#### [WHAT YOU NEED TO DO]
Can all of these lines be returned exactly?

#### [DATA FOR PROCESSING]
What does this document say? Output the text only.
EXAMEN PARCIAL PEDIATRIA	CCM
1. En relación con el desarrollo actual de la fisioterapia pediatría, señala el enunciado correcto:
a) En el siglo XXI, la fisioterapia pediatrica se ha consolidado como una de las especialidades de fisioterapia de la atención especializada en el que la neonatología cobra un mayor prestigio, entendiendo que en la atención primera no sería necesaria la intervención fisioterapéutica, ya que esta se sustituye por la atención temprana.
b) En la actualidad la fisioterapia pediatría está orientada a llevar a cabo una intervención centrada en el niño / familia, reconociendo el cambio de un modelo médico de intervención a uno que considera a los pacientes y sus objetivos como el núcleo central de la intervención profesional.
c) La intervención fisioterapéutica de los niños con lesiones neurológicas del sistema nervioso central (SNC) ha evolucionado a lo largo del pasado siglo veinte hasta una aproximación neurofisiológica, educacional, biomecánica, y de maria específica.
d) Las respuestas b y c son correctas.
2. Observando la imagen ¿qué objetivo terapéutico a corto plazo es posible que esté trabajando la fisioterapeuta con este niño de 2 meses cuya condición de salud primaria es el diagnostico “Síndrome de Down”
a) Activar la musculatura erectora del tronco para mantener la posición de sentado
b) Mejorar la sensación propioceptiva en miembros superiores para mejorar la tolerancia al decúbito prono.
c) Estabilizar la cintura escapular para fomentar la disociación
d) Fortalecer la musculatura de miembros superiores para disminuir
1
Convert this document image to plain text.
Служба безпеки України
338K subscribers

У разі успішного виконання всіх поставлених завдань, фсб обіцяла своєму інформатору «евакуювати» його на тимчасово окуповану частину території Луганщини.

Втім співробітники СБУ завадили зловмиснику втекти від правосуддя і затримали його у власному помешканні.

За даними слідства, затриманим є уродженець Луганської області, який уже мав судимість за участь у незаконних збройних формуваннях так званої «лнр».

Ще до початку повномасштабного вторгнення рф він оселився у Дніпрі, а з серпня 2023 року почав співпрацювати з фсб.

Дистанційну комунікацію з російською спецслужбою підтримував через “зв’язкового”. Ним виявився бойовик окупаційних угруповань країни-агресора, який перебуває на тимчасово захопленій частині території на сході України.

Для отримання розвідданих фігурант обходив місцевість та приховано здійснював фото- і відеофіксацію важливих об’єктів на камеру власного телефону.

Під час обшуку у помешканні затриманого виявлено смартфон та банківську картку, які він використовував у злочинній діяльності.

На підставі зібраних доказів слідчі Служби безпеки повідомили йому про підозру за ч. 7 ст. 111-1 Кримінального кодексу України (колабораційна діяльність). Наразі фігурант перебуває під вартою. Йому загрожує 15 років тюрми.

#### [SOLUTION TO THIS TASK]
What does this document say? Output the text only.
EXAMEN PARCIAL PEDIATRIA	CCM
1. En relación con el desarrollo actual de la fisioterapia pediatría, señala el enunciado correcto:
a) En el siglo XXI, la fisioterapia pediatrica se ha consolidado como una de las especialidades de fisioterapia de la atención especializada en el que la neonatología cobra un mayor prestigio, entendiendo que en la atención primera no sería necesaria la intervención fisioterapéutica, ya que esta se sustituye por la atención temprana.
b) En la actualidad la fisioterapia pediatría está orientada a llevar a cabo una intervención centrada en el niño / familia, reconociendo el cambio de un modelo médico de intervención a uno que considera a los pacientes y sus objetivos como el núcleo central de la intervención profesional.
c) La intervención fisioterapéutica de los niños con lesiones neurológicas del sistema nervioso central (SNC) ha evolucionado a lo largo del pasado siglo veinte hasta una aproximación neurofisiológica, educacional, biomecánica, y de maria específica.
d) Las respuestas b y c son correctas.
2. Observando la imagen ¿qué objetivo terapéutico a corto plazo es posible que esté trabajando la fisioterapeuta con este niño de 2 meses cuya condición de salud primaria es el diagnostico “Síndrome de Down”
a) Activar la musculatura erectora del tronco para mantener la posición de sentado
b) Mejorar la sensación propioceptiva en miembros superiores para mejorar la tolerancia al decúbito prono.
c) Estabilizar la cintura escapular para fomentar la disociación
d) Fortalecer la musculatura de miembros superiores para disminuir
1
Convert this document image to plain text.
Служба безпеки України
338K subscribers

У разі успішного виконання всіх поставлених завдань, фсб обіцяла своєму інформатору «евакуювати» його на тимчасово окуповану частину території Луганщини.

Втім співробітники СБУ завадили зловмиснику втекти від правосуддя і затримали його у власному помешканні.

За даними слідства, затриманим є уродженець Луганської області, який уже мав судимість за участь у незаконних збройних формуваннях так званої «лнр».

Ще до початку повномасштабного вторгнення рф він оселився у Дніпрі, а з серпня 2023 року почав співпрацювати з фсб.

Дистанційну комунікацію з російською спецслужбою підтримував через “зв’язкового”. Ним виявився бойовик окупаційних угруповань країни-агресора, який перебуває на тимчасово захопленій частині території на сході України.

Для отримання розвідданих фігурант обходив місцевість та приховано здійснював фото- і відеофіксацію важливих об’єктів на камеру власного телефону.

Під час обшуку у помешканні затриманого виявлено смартфон та банківську картку, які він використовував у злочинній діяльності.

На підставі зібраних доказів слідчі Служби безпеки повідомили йому про підозру за ч. 7 ст. 111-1 Кримінального кодексу України (колабораційна діяльність). Наразі фігурант перебуває під вартою. Йому загрожує 15 років тюрми.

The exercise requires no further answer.